● The request
Repeat the records below exactly.

+ + + +

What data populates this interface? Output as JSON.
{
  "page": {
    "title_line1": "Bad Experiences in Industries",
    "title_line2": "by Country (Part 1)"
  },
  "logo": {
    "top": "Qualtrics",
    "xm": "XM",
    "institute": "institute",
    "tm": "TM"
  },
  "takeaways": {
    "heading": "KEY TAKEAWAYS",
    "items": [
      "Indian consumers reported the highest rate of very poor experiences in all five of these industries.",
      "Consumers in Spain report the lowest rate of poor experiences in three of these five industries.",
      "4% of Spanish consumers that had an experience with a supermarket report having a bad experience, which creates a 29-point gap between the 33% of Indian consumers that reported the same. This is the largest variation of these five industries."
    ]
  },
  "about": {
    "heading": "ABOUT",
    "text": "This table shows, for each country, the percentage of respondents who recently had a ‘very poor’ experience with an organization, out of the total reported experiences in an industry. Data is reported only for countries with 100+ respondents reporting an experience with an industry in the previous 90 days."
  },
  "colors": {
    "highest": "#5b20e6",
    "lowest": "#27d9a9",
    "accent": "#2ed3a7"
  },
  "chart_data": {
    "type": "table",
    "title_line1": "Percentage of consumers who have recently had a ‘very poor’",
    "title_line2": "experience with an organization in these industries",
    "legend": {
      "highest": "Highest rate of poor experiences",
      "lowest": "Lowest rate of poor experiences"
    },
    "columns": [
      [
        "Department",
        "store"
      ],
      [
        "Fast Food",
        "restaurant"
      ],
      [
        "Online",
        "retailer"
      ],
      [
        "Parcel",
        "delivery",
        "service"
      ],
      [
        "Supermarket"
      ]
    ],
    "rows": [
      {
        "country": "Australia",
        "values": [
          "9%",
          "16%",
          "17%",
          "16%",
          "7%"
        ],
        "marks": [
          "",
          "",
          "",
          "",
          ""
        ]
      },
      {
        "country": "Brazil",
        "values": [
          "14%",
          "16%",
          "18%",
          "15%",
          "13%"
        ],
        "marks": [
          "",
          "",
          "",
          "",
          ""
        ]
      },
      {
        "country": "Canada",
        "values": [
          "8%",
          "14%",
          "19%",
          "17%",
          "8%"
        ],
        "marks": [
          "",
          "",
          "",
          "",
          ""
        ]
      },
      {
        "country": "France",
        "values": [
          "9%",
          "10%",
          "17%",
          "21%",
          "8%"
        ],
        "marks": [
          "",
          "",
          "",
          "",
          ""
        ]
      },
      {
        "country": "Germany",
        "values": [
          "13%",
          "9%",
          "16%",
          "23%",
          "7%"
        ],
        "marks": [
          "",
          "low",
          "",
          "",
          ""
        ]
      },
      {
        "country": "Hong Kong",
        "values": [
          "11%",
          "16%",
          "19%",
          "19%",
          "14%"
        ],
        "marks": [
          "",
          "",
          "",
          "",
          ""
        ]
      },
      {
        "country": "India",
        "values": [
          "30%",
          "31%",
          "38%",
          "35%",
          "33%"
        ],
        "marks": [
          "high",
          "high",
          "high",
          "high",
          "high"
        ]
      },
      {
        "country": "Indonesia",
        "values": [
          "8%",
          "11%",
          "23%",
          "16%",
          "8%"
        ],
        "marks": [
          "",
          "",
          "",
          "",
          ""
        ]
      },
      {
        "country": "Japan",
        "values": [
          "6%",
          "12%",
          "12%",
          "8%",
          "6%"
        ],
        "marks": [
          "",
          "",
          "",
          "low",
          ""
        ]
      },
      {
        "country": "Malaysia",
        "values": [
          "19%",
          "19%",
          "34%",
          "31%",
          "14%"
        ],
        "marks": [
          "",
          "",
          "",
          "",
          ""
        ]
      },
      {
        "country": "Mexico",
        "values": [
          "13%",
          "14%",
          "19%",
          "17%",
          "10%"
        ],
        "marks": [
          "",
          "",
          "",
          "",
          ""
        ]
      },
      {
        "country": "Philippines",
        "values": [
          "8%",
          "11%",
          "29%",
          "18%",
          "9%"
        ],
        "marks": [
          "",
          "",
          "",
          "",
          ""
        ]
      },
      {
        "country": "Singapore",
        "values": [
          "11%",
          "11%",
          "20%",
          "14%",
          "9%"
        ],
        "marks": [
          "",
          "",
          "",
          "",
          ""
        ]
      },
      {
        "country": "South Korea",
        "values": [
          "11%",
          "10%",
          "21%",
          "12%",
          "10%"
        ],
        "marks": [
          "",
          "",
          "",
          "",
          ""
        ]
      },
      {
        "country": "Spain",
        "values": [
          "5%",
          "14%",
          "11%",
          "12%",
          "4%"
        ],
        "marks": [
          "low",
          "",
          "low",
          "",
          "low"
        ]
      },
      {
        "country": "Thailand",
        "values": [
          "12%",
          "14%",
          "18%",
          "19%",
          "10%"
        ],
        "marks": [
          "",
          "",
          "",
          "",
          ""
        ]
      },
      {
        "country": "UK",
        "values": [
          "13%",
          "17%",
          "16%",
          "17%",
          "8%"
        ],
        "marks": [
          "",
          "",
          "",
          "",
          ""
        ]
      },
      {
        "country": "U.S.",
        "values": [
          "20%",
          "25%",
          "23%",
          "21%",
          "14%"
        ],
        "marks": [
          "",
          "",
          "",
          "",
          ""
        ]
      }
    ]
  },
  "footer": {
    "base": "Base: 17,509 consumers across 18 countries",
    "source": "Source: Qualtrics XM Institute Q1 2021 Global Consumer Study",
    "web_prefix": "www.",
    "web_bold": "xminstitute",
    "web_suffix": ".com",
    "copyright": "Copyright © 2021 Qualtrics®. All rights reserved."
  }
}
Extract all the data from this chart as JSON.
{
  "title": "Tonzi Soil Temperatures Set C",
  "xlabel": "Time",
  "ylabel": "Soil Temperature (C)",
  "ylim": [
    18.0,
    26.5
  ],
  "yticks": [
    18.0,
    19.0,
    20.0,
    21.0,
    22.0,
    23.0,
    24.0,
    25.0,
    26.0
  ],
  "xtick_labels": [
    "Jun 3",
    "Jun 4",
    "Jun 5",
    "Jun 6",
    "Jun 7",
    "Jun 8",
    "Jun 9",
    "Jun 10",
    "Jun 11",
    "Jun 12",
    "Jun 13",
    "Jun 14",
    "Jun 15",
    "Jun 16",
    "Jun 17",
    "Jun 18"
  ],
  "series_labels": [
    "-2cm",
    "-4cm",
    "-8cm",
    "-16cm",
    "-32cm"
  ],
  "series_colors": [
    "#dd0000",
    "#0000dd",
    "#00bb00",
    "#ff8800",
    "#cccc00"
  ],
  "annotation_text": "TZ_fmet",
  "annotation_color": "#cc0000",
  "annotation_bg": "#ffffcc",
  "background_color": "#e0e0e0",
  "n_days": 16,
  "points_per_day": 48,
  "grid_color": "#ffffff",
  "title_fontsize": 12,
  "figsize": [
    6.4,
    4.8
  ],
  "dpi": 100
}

+ + + +

● The completed task
What data populates this interface? Output as JSON.
{
  "page": {
    "title_line1": "Bad Experiences in Industries",
    "title_line2": "by Country (Part 1)"
  },
  "logo": {
    "top": "Qualtrics",
    "xm": "XM",
    "institute": "institute",
    "tm": "TM"
  },
  "takeaways": {
    "heading": "KEY TAKEAWAYS",
    "items": [
      "Indian consumers reported the highest rate of very poor experiences in all five of these industries.",
      "Consumers in Spain report the lowest rate of poor experiences in three of these five industries.",
      "4% of Spanish consumers that had an experience with a supermarket report having a bad experience, which creates a 29-point gap between the 33% of Indian consumers that reported the same. This is the largest variation of these five industries."
    ]
  },
  "about": {
    "heading": "ABOUT",
    "text": "This table shows, for each country, the percentage of respondents who recently had a ‘very poor’ experience with an organization, out of the total reported experiences in an industry. Data is reported only for countries with 100+ respondents reporting an experience with an industry in the previous 90 days."
  },
  "colors": {
    "highest": "#5b20e6",
    "lowest": "#27d9a9",
    "accent": "#2ed3a7"
  },
  "chart_data": {
    "type": "table",
    "title_line1": "Percentage of consumers who have recently had a ‘very poor’",
    "title_line2": "experience with an organization in these industries",
    "legend": {
      "highest": "Highest rate of poor experiences",
      "lowest": "Lowest rate of poor experiences"
    },
    "columns": [
      [
        "Department",
        "store"
      ],
      [
        "Fast Food",
        "restaurant"
      ],
      [
        "Online",
        "retailer"
      ],
      [
        "Parcel",
        "delivery",
        "service"
      ],
      [
        "Supermarket"
      ]
    ],
    "rows": [
      {
        "country": "Australia",
        "values": [
          "9%",
          "16%",
          "17%",
          "16%",
          "7%"
        ],
        "marks": [
          "",
          "",
          "",
          "",
          ""
        ]
      },
      {
        "country": "Brazil",
        "values": [
          "14%",
          "16%",
          "18%",
          "15%",
          "13%"
        ],
        "marks": [
          "",
          "",
          "",
          "",
          ""
        ]
      },
      {
        "country": "Canada",
        "values": [
          "8%",
          "14%",
          "19%",
          "17%",
          "8%"
        ],
        "marks": [
          "",
          "",
          "",
          "",
          ""
        ]
      },
      {
        "country": "France",
        "values": [
          "9%",
          "10%",
          "17%",
          "21%",
          "8%"
        ],
        "marks": [
          "",
          "",
          "",
          "",
          ""
        ]
      },
      {
        "country": "Germany",
        "values": [
          "13%",
          "9%",
          "16%",
          "23%",
          "7%"
        ],
        "marks": [
          "",
          "low",
          "",
          "",
          ""
        ]
      },
      {
        "country": "Hong Kong",
        "values": [
          "11%",
          "16%",
          "19%",
          "19%",
          "14%"
        ],
        "marks": [
          "",
          "",
          "",
          "",
          ""
        ]
      },
      {
        "country": "India",
        "values": [
          "30%",
          "31%",
          "38%",
          "35%",
          "33%"
        ],
        "marks": [
          "high",
          "high",
          "high",
          "high",
          "high"
        ]
      },
      {
        "country": "Indonesia",
        "values": [
          "8%",
          "11%",
          "23%",
          "16%",
          "8%"
        ],
        "marks": [
          "",
          "",
          "",
          "",
          ""
        ]
      },
      {
        "country": "Japan",
        "values": [
          "6%",
          "12%",
          "12%",
          "8%",
          "6%"
        ],
        "marks": [
          "",
          "",
          "",
          "low",
          ""
        ]
      },
      {
        "country": "Malaysia",
        "values": [
          "19%",
          "19%",
          "34%",
          "31%",
          "14%"
        ],
        "marks": [
          "",
          "",
          "",
          "",
          ""
        ]
      },
      {
        "country": "Mexico",
        "values": [
          "13%",
          "14%",
          "19%",
          "17%",
          "10%"
        ],
        "marks": [
          "",
          "",
          "",
          "",
          ""
        ]
      },
      {
        "country": "Philippines",
        "values": [
          "8%",
          "11%",
          "29%",
          "18%",
          "9%"
        ],
        "marks": [
          "",
          "",
          "",
          "",
          ""
        ]
      },
      {
        "country": "Singapore",
        "values": [
          "11%",
          "11%",
          "20%",
          "14%",
          "9%"
        ],
        "marks": [
          "",
          "",
          "",
          "",
          ""
        ]
      },
      {
        "country": "South Korea",
        "values": [
          "11%",
          "10%",
          "21%",
          "12%",
          "10%"
        ],
        "marks": [
          "",
          "",
          "",
          "",
          ""
        ]
      },
      {
        "country": "Spain",
        "values": [
          "5%",
          "14%",
          "11%",
          "12%",
          "4%"
        ],
        "marks": [
          "low",
          "",
          "low",
          "",
          "low"
        ]
      },
      {
        "country": "Thailand",
        "values": [
          "12%",
          "14%",
          "18%",
          "19%",
          "10%"
        ],
        "marks": [
          "",
          "",
          "",
          "",
          ""
        ]
      },
      {
        "country": "UK",
        "values": [
          "13%",
          "17%",
          "16%",
          "17%",
          "8%"
        ],
        "marks": [
          "",
          "",
          "",
          "",
          ""
        ]
      },
      {
        "country": "U.S.",
        "values": [
          "20%",
          "25%",
          "23%",
          "21%",
          "14%"
        ],
        "marks": [
          "",
          "",
          "",
          "",
          ""
        ]
      }
    ]
  },
  "footer": {
    "base": "Base: 17,509 consumers across 18 countries",
    "source": "Source: Qualtrics XM Institute Q1 2021 Global Consumer Study",
    "web_prefix": "www.",
    "web_bold": "xminstitute",
    "web_suffix": ".com",
    "copyright": "Copyright © 2021 Qualtrics®. All rights reserved."
  }
}
Extract all the data from this chart as JSON.
{
  "title": "Tonzi Soil Temperatures Set C",
  "xlabel": "Time",
  "ylabel": "Soil Temperature (C)",
  "ylim": [
    18.0,
    26.5
  ],
  "yticks": [
    18.0,
    19.0,
    20.0,
    21.0,
    22.0,
    23.0,
    24.0,
    25.0,
    26.0
  ],
  "xtick_labels": [
    "Jun 3",
    "Jun 4",
    "Jun 5",
    "Jun 6",
    "Jun 7",
    "Jun 8",
    "Jun 9",
    "Jun 10",
    "Jun 11",
    "Jun 12",
    "Jun 13",
    "Jun 14",
    "Jun 15",
    "Jun 16",
    "Jun 17",
    "Jun 18"
  ],
  "series_labels": [
    "-2cm",
    "-4cm",
    "-8cm",
    "-16cm",
    "-32cm"
  ],
  "series_colors": [
    "#dd0000",
    "#0000dd",
    "#00bb00",
    "#ff8800",
    "#cccc00"
  ],
  "annotation_text": "TZ_fmet",
  "annotation_color": "#cc0000",
  "annotation_bg": "#ffffcc",
  "background_color": "#e0e0e0",
  "n_days": 16,
  "points_per_day": 48,
  "grid_color": "#ffffff",
  "title_fontsize": 12,
  "figsize": [
    6.4,
    4.8
  ],
  "dpi": 100
}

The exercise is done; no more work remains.